Goal:
Send each entry back exactly as given, pictures excluded.

Start Rows

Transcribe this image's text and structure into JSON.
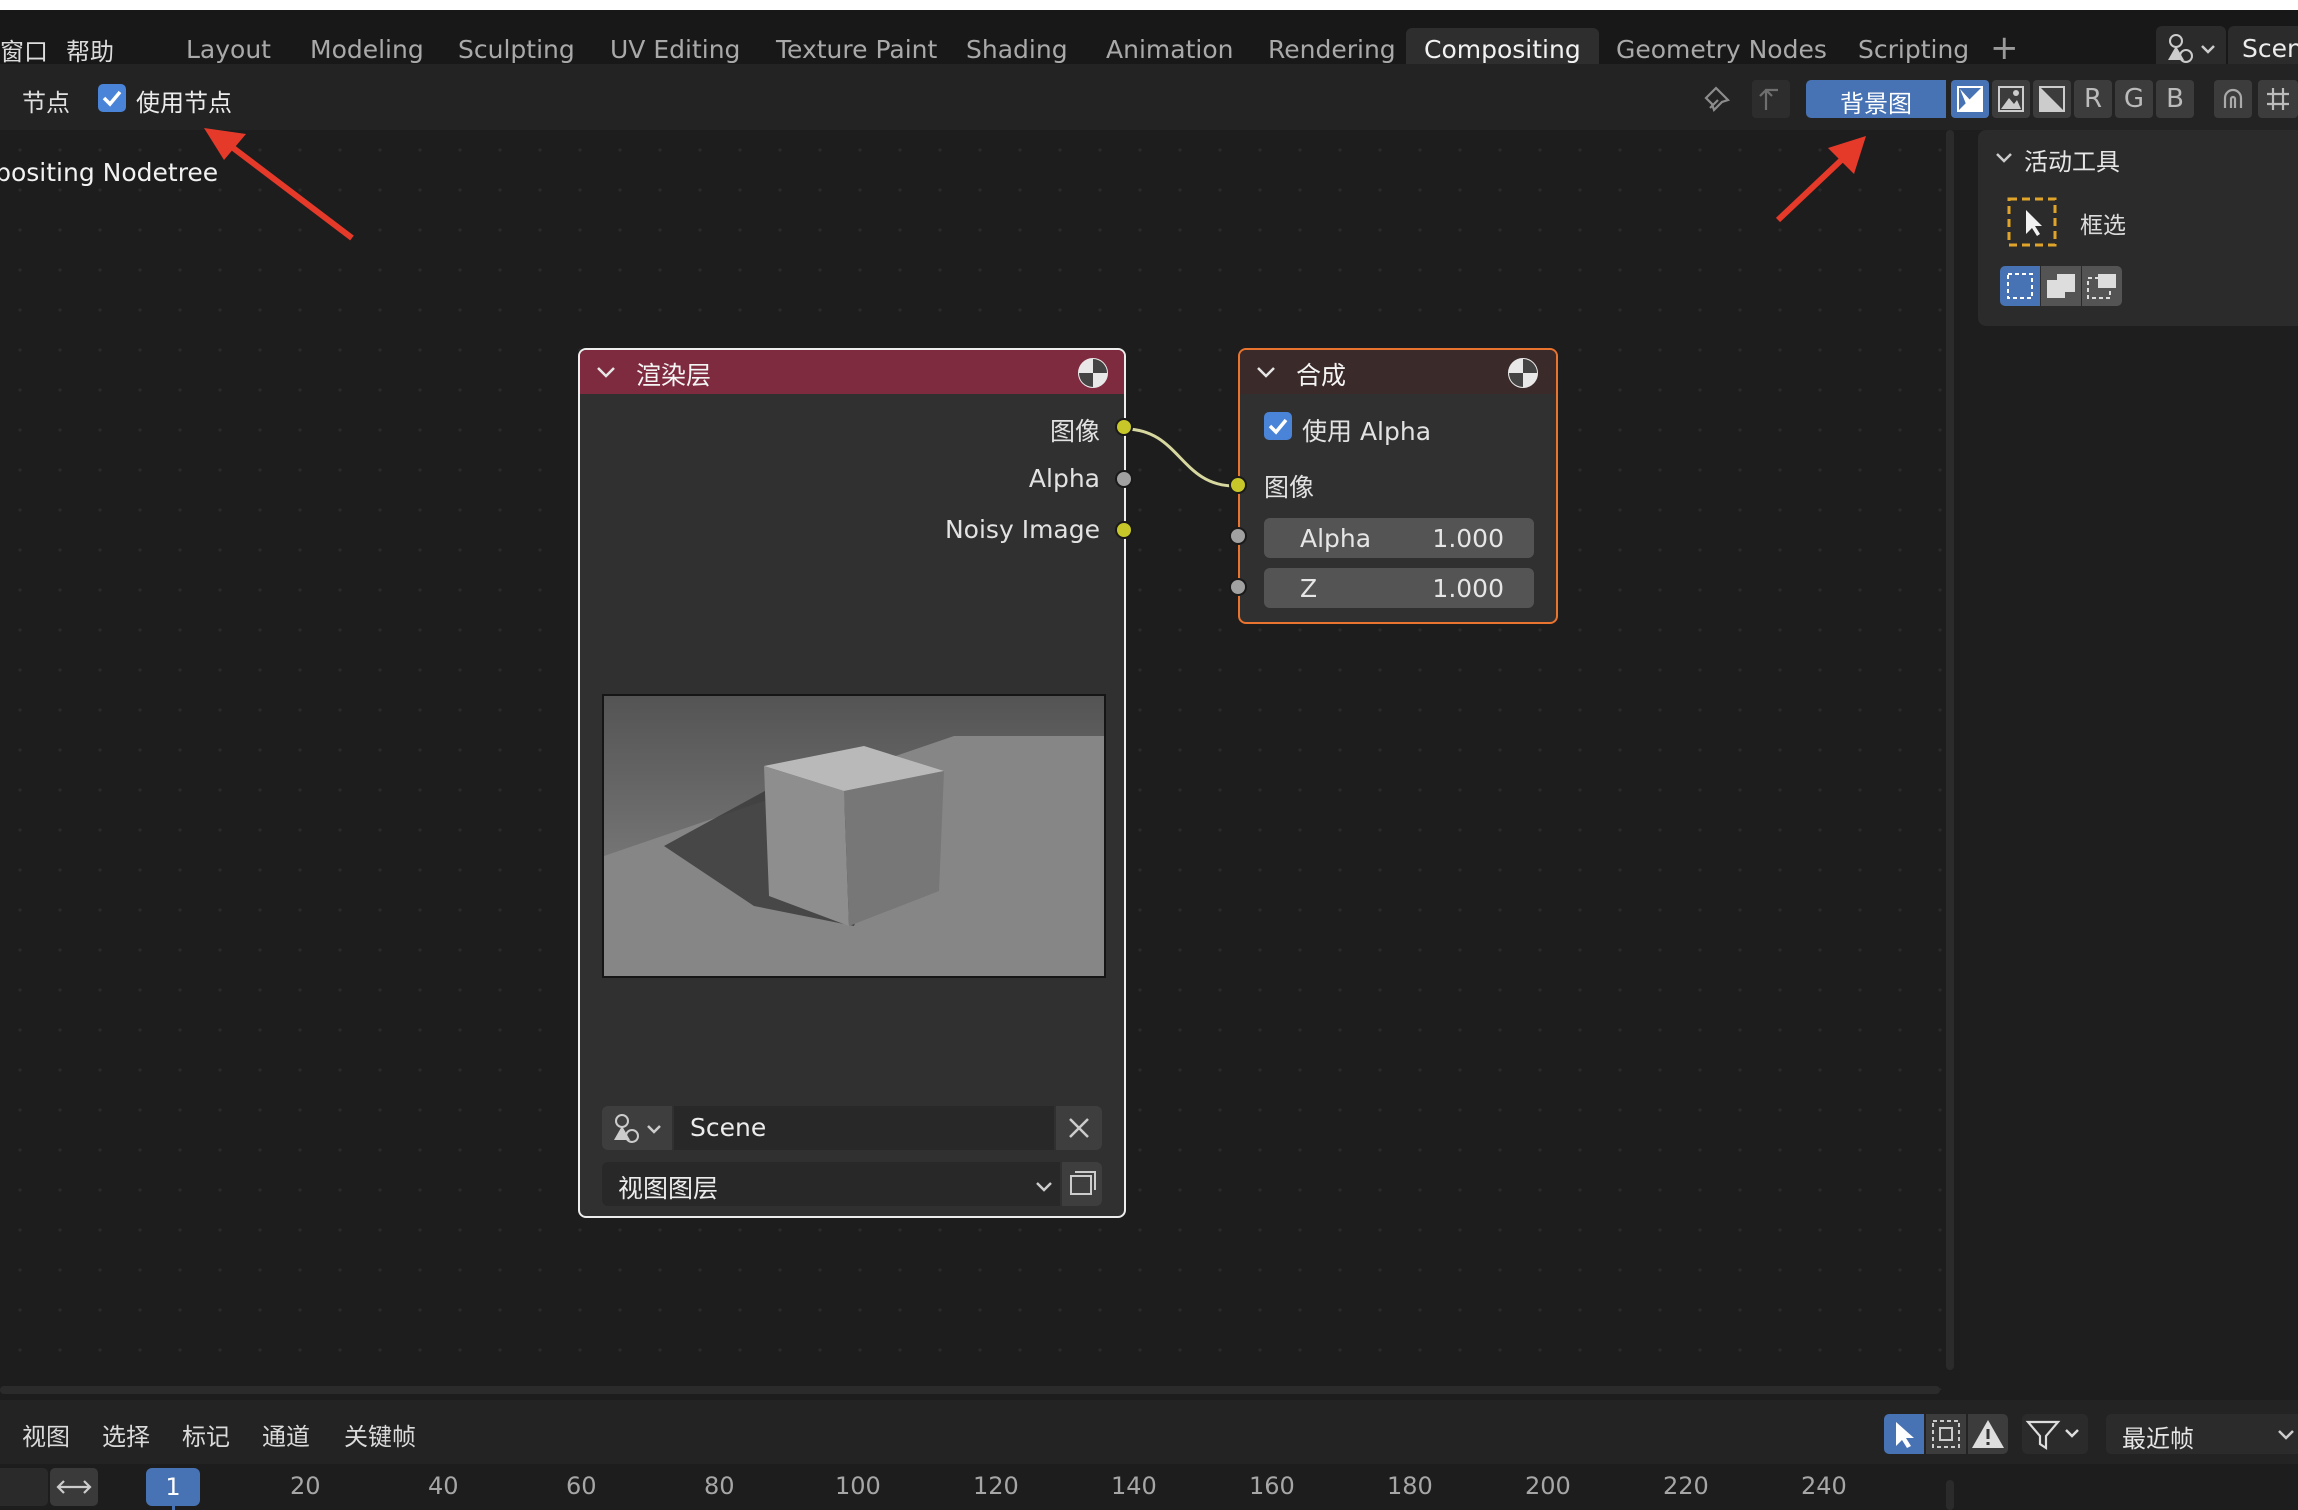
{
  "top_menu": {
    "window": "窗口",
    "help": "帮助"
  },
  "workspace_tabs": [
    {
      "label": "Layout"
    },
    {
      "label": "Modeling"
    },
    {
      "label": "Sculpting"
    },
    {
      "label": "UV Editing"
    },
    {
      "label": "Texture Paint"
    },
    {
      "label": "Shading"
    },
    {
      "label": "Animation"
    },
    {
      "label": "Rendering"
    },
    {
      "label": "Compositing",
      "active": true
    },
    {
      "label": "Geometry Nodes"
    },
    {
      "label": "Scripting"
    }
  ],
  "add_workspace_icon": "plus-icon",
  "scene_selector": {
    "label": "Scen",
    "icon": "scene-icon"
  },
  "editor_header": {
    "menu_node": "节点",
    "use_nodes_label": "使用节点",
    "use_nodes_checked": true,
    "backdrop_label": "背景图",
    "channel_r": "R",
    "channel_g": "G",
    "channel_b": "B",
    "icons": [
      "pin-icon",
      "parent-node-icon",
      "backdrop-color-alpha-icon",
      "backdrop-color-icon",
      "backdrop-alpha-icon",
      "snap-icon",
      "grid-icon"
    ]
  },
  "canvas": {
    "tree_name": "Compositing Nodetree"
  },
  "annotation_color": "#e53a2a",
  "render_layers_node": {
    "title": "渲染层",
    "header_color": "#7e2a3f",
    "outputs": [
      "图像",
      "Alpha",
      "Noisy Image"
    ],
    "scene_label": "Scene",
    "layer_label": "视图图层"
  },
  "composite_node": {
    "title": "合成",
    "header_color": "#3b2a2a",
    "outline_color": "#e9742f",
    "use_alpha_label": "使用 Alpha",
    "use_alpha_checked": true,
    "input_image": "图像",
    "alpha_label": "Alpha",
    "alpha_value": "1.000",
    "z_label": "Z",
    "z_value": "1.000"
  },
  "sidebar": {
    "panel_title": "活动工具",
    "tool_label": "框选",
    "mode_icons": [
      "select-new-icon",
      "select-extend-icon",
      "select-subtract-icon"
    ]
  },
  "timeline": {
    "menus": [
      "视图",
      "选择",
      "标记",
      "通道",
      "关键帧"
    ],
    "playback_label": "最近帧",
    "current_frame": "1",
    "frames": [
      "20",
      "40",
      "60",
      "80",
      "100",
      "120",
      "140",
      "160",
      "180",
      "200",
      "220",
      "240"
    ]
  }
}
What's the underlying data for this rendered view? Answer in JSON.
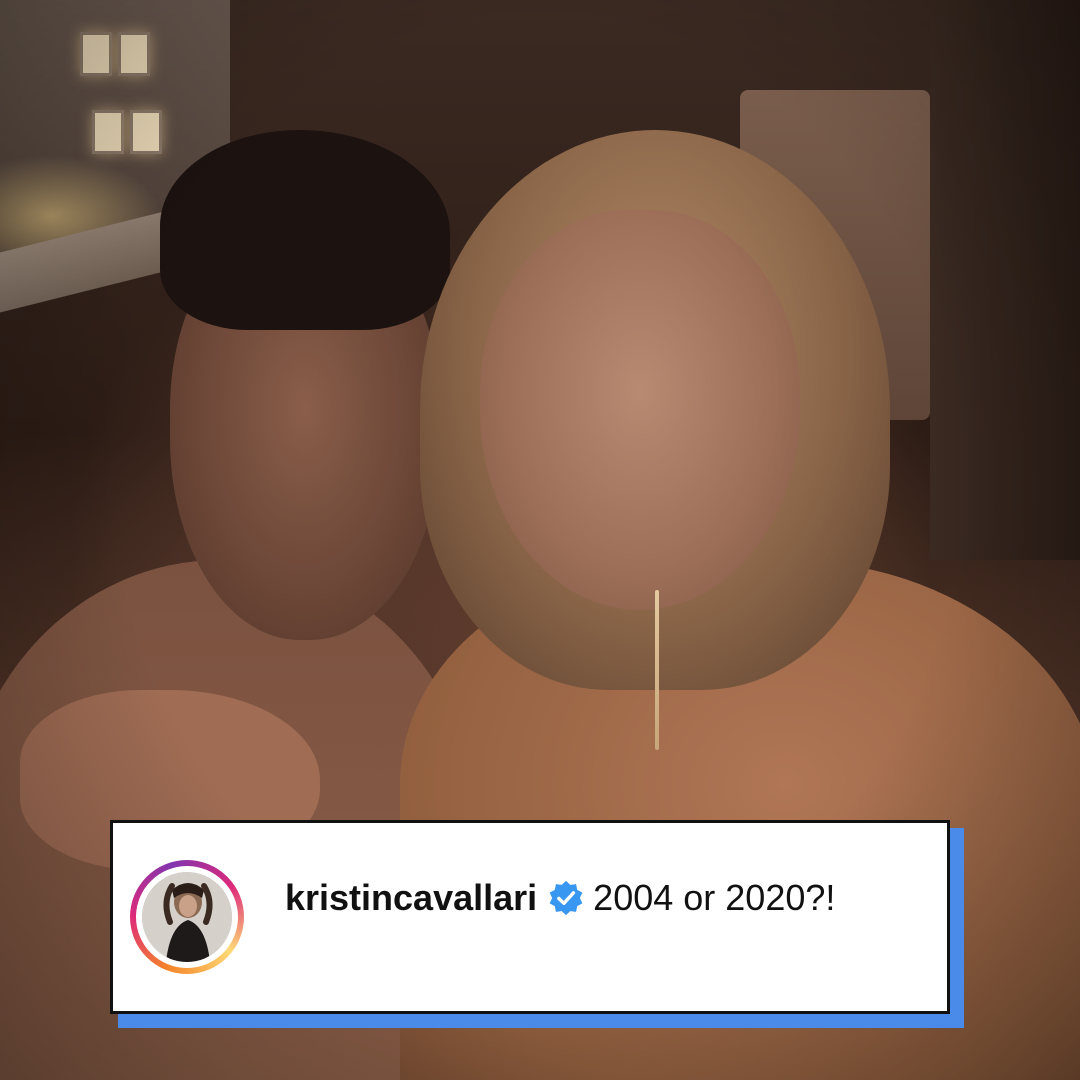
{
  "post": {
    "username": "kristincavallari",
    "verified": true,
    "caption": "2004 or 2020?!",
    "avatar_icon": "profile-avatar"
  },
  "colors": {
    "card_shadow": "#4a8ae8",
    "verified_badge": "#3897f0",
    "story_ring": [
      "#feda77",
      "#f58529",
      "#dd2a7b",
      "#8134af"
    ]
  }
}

End Rows

Task response:
Transcribe this image's text and structure into JSON.
{
  "top_menu": {
    "window": "窗口",
    "help": "帮助"
  },
  "workspace_tabs": [
    {
      "label": "Layout"
    },
    {
      "label": "Modeling"
    },
    {
      "label": "Sculpting"
    },
    {
      "label": "UV Editing"
    },
    {
      "label": "Texture Paint"
    },
    {
      "label": "Shading"
    },
    {
      "label": "Animation"
    },
    {
      "label": "Rendering"
    },
    {
      "label": "Compositing",
      "active": true
    },
    {
      "label": "Geometry Nodes"
    },
    {
      "label": "Scripting"
    }
  ],
  "add_workspace_icon": "plus-icon",
  "scene_selector": {
    "label": "Scen",
    "icon": "scene-icon"
  },
  "editor_header": {
    "menu_node": "节点",
    "use_nodes_label": "使用节点",
    "use_nodes_checked": true,
    "backdrop_label": "背景图",
    "channel_r": "R",
    "channel_g": "G",
    "channel_b": "B",
    "icons": [
      "pin-icon",
      "parent-node-icon",
      "backdrop-color-alpha-icon",
      "backdrop-color-icon",
      "backdrop-alpha-icon",
      "snap-icon",
      "grid-icon"
    ]
  },
  "canvas": {
    "tree_name": "Compositing Nodetree"
  },
  "annotation_color": "#e53a2a",
  "render_layers_node": {
    "title": "渲染层",
    "header_color": "#7e2a3f",
    "outputs": [
      "图像",
      "Alpha",
      "Noisy Image"
    ],
    "scene_label": "Scene",
    "layer_label": "视图图层"
  },
  "composite_node": {
    "title": "合成",
    "header_color": "#3b2a2a",
    "outline_color": "#e9742f",
    "use_alpha_label": "使用 Alpha",
    "use_alpha_checked": true,
    "input_image": "图像",
    "alpha_label": "Alpha",
    "alpha_value": "1.000",
    "z_label": "Z",
    "z_value": "1.000"
  },
  "sidebar": {
    "panel_title": "活动工具",
    "tool_label": "框选",
    "mode_icons": [
      "select-new-icon",
      "select-extend-icon",
      "select-subtract-icon"
    ]
  },
  "timeline": {
    "menus": [
      "视图",
      "选择",
      "标记",
      "通道",
      "关键帧"
    ],
    "playback_label": "最近帧",
    "current_frame": "1",
    "frames": [
      "20",
      "40",
      "60",
      "80",
      "100",
      "120",
      "140",
      "160",
      "180",
      "200",
      "220",
      "240"
    ]
  }
}
What's the underlying data for this rendered view? Answer in JSON.
{
  "post": {
    "username": "kristincavallari",
    "verified": true,
    "caption": "2004 or 2020?!",
    "avatar_icon": "profile-avatar"
  },
  "colors": {
    "card_shadow": "#4a8ae8",
    "verified_badge": "#3897f0",
    "story_ring": [
      "#feda77",
      "#f58529",
      "#dd2a7b",
      "#8134af"
    ]
  }
}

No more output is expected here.